Text section —
New 'Saddam' Tape Praises Sons as Martyrs



July 29, 2003
By D'ARCY DORAN, Associated Press Writer

TIKRIT, Iraq - American forces searching for Saddam Hussein said interrogations of 12 suspects arrested Tuesday in Tikrit and reams of documents found in their houses should help soldiers close in on the fugitive dictator. An audiotape attributed to Saddam said the deaths of his sons was "good news" because they were martyrs.

Iraq's U.S.-appointed Governing Council of 25 prominent Iraqis, meanwhile, appointed a nine-member presidency, failing to agree on a single leader for the beginnings of a new Iraqi government.

In the audiotape broadcast by the Dubai-based Al-Arabiya satellite channel, a voice that resembled Saddam's said he was glad Odai and Qusai Hussein were killed July 22 in a firefight with U.S. soldiers because such a death "is the hope of every fighter."

"Even if Saddam Hussein had 100 children other than Odai and Qusai, Saddam Hussein would offer their lives in the same way," the voice said. "That is the hope of every fighter for God's sake, as another group of noble souls of the martyrs has ascended to their creator."

Some Iraqis had doubted the bodies were those of Saddam's sons, accusing the United States of staging the shootout in the northern city of Mosul to demoralize Saddam's supporters. The United States released photographs of the sons and let journalists film their bodies in an attempt to convince Iraqis they were really dead.

Commanders said the documents seized in Tikrit, which include photo albums, identity cards, bound notebooks and Baath Party records, help fill in the picture of Saddam's flight from the Americans, who have reported at least two near-misses in the past week.

"Each time we do something we get information, even if we don't get the people," said Lt. Col. Steve Russell, who led the raids in Tikrit. "It slowly leads to pieces of the puzzle, and it keeps filling in."

Provided information —
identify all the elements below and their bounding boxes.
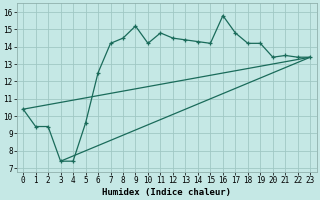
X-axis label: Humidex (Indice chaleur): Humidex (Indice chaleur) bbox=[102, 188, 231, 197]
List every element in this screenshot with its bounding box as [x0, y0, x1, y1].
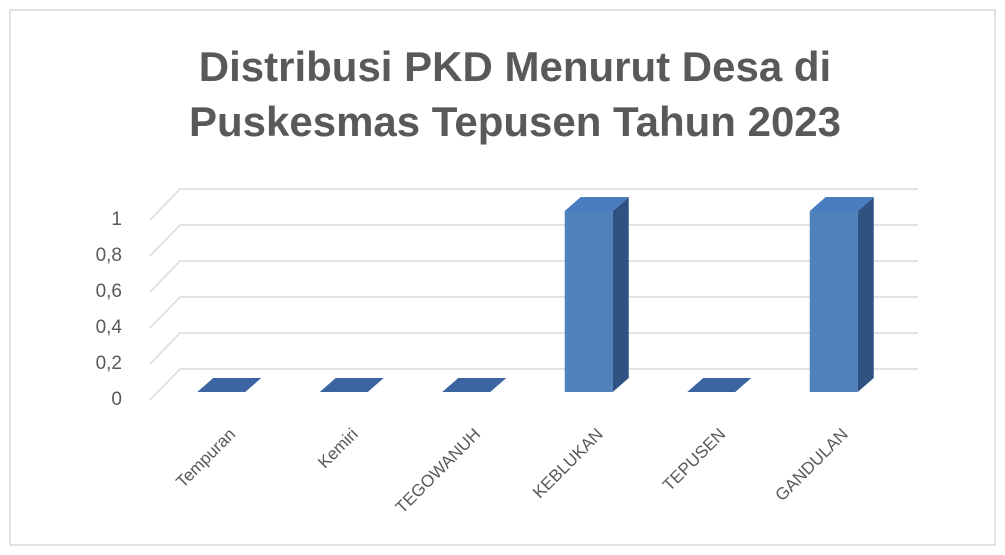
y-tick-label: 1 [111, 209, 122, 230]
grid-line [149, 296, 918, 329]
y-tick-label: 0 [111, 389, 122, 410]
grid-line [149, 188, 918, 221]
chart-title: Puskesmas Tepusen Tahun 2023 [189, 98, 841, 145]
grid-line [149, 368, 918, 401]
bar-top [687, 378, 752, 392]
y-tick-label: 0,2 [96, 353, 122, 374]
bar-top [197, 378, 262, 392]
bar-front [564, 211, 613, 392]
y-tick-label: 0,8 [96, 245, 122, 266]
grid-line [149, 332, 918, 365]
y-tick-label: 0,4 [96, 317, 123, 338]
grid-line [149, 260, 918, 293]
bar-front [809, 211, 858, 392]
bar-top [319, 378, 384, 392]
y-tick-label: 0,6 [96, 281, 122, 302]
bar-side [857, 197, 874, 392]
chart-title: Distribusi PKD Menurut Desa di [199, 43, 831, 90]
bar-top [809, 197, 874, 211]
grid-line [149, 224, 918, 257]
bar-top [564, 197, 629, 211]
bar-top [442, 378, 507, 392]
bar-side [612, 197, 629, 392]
--
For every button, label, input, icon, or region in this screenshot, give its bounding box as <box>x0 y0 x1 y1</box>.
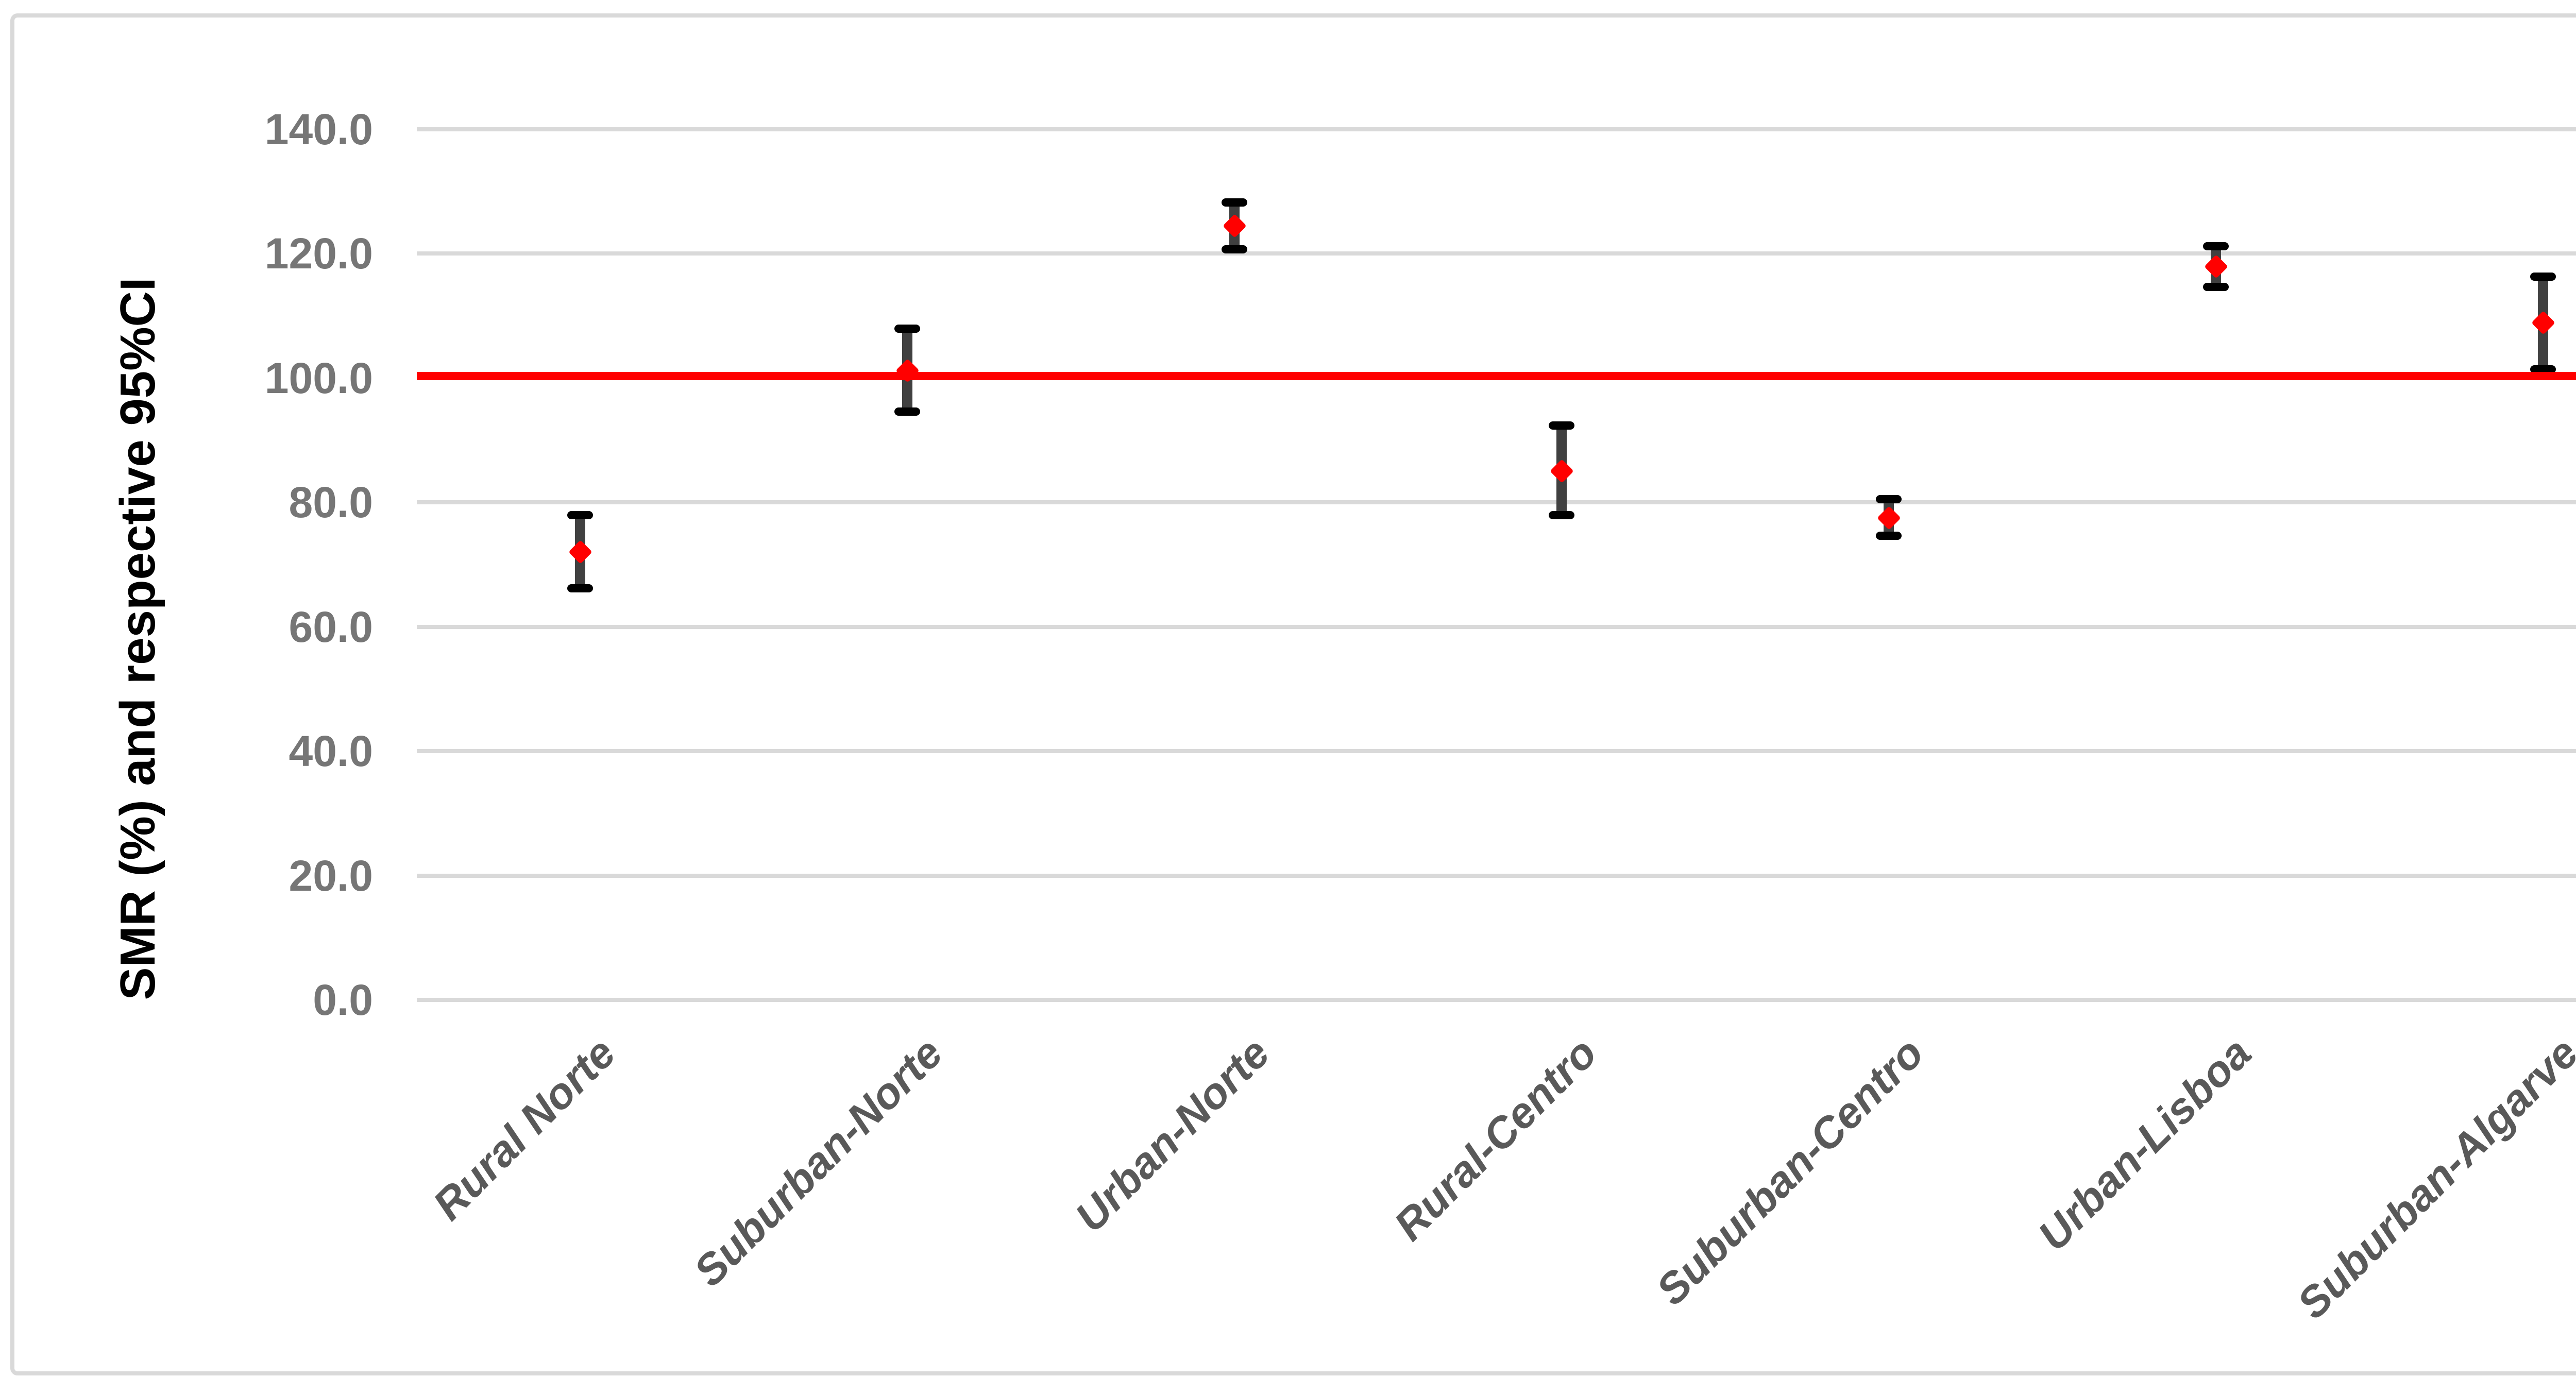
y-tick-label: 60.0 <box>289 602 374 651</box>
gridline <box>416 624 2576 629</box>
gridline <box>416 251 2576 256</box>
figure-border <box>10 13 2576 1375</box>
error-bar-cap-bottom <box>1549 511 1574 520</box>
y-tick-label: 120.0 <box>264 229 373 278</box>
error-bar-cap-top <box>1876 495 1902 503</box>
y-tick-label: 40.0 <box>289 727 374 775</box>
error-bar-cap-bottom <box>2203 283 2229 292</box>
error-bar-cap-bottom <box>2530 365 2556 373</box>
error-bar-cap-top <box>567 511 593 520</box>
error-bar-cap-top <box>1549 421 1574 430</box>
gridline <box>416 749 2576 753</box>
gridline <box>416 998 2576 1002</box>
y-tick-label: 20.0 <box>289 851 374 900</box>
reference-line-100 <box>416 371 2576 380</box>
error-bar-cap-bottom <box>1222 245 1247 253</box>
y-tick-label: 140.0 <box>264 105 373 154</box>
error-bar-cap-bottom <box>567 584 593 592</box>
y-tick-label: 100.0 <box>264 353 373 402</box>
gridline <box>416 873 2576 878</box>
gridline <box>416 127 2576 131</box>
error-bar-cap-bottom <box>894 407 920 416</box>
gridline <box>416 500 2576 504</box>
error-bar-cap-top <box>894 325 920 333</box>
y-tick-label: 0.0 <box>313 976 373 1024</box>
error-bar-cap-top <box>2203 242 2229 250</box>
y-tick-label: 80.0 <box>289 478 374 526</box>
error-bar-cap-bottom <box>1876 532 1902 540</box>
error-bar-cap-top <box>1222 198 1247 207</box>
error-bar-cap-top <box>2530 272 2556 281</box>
---
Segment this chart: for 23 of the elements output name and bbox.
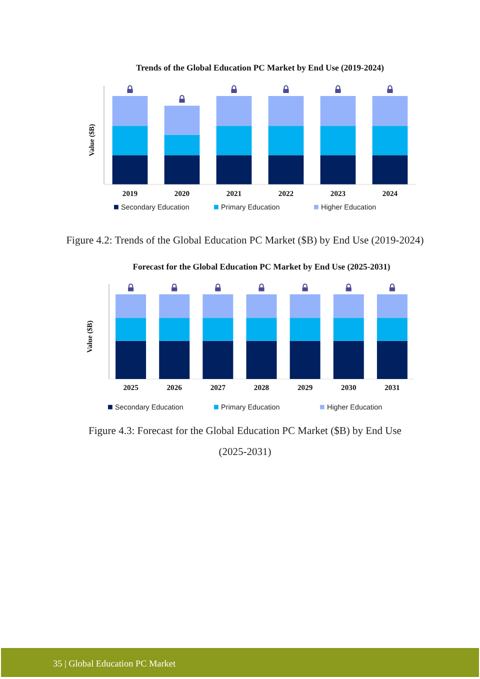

Written exercise A — Reproduce the Saddam audiotape article starting at "TIKRIT, Iraq - American" and ending at "they were martyrs.", switching "fugitive dictator" to "former Iraqi leader".
Written exercise B — In the Saddam audiotape article, who led the raids in Tikrit?
Written exercise C — Write the next part of the article about the Saddam audiotape, picking up after its final sentence.
The entries have no role in this exercise.

Task answer A —
TIKRIT, Iraq - American forces searching for Saddam Hussein said interrogations of 12 suspects arrested Tuesday in Tikrit and reams of documents found in their houses should help soldiers close in on the former Iraqi leader. An audiotape attributed to Saddam said the deaths of his sons was "good news" because they were martyrs.

Task answer B — Lt. Col. Steve Russell led the raids in Tikrit.

Task answer C —
Russell, commander of the 22nd Infantry Regiment's 1st Battalion, led simultaneous pre-dawn raids on several homes in the heart of Saddam's hometown, 200 kilometers (120 miles) north of Baghdad. Soldiers blasted open doors with shotguns, leading away their dazed occupants in blindfolds and throwing photographs and documents into the street.

Similar raids have been occurring daily across Iraq, providing varying degrees of useful information. A coalition military official said American forces conducted 58 raids between Monday afternoon and Tuesday afternoon, detaining 176 people. The official spoke only on condition of anonymity and gave no details.

Among those captured in the Tikrit raids was Adnan Abdullah Abid al-Musslit, a stocky man commanders said was one of Saddam's most trusted bodyguards. Al-Musslit, who is Saddam's cousin, was believed to have detailed knowledge of Saddam's hiding spots.

Al-Musslit had retired from his job, but Saddam called him back into service before the war started, Russell said, citing intelligence gathered from Tikrit residents.

"If everything else had failed and we just got that one guy, we would be happy," Russell said.

The soldiers had to overpower al-Musslit, who several soldiers said was quite drunk, wrestling him to the ground and dragging him down the stairs. Al-Musslit tried to make it out of his bedroom to grab a submachine gun, but the soldiers were too quick, said Lt. Chris Morris, a sniper on the raid.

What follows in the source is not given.